# What you will do:
Faithfully return all lines, omitting every embedded picture.

Dataset items:
####

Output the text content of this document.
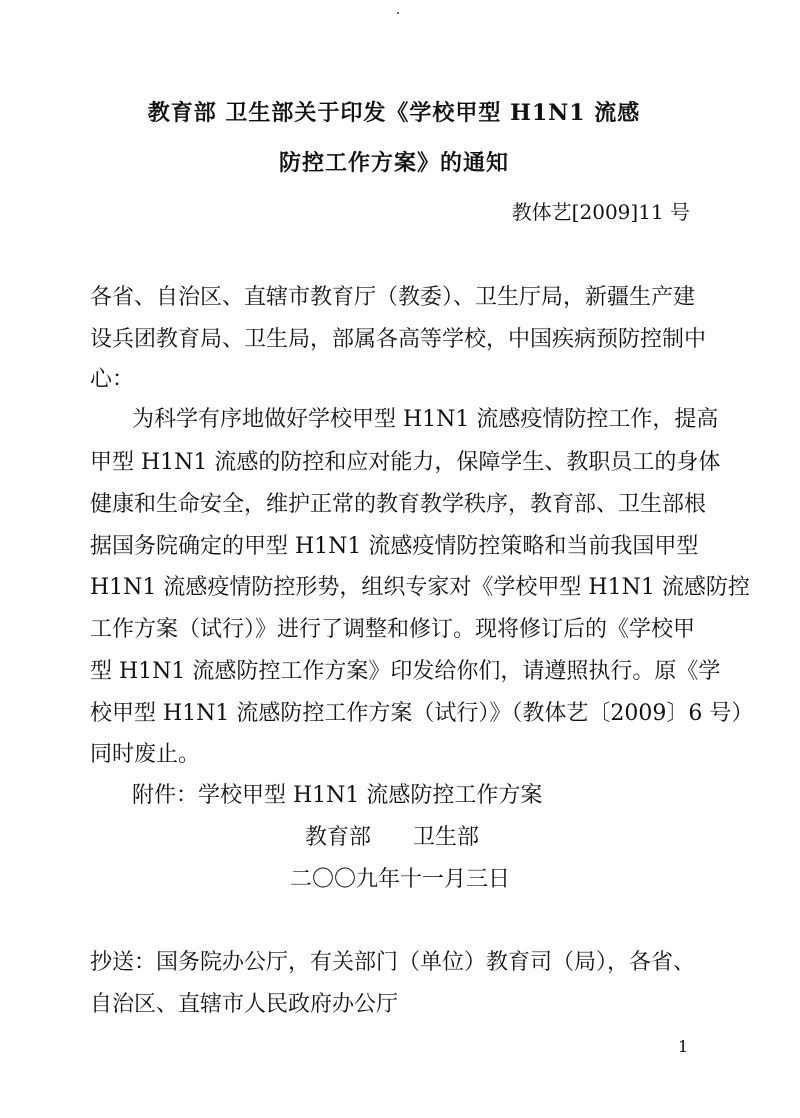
教育部 卫生部关于印发《学校甲型 H1N1 流感
防控工作方案》的通知
教体艺[2009]11 号
各省、自治区、直辖市教育厅（教委）、卫生厅局，新疆生产建
设兵团教育局、卫生局，部属各高等学校，中国疾病预防控制中
心：
为科学有序地做好学校甲型 H1N1 流感疫情防控工作，提高
甲型 H1N1 流感的防控和应对能力，保障学生、教职员工的身体
健康和生命安全，维护正常的教育教学秩序，教育部、卫生部根
据国务院确定的甲型 H1N1 流感疫情防控策略和当前我国甲型
H1N1 流感疫情防控形势，组织专家对《学校甲型 H1N1 流感防控
工作方案（试行）》进行了调整和修订。现将修订后的《学校甲
型 H1N1 流感防控工作方案》印发给你们，请遵照执行。原《学
校甲型 H1N1 流感防控工作方案（试行）》（教体艺〔2009〕6 号）
同时废止。
附件：学校甲型 H1N1 流感防控工作方案
教育部      卫生部
二〇〇九年十一月三日
抄送：国务院办公厅，有关部门（单位）教育司（局），各省、
自治区、直辖市人民政府办公厅
1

####

# Written reply:
Output the text content of this document.
教育部 卫生部关于印发《学校甲型 H1N1 流感
防控工作方案》的通知
教体艺[2009]11 号
各省、自治区、直辖市教育厅（教委）、卫生厅局，新疆生产建
设兵团教育局、卫生局，部属各高等学校，中国疾病预防控制中
心：
为科学有序地做好学校甲型 H1N1 流感疫情防控工作，提高
甲型 H1N1 流感的防控和应对能力，保障学生、教职员工的身体
健康和生命安全，维护正常的教育教学秩序，教育部、卫生部根
据国务院确定的甲型 H1N1 流感疫情防控策略和当前我国甲型
H1N1 流感疫情防控形势，组织专家对《学校甲型 H1N1 流感防控
工作方案（试行）》进行了调整和修订。现将修订后的《学校甲
型 H1N1 流感防控工作方案》印发给你们，请遵照执行。原《学
校甲型 H1N1 流感防控工作方案（试行）》（教体艺〔2009〕6 号）
同时废止。
附件：学校甲型 H1N1 流感防控工作方案
教育部      卫生部
二〇〇九年十一月三日
抄送：国务院办公厅，有关部门（单位）教育司（局），各省、
自治区、直辖市人民政府办公厅
1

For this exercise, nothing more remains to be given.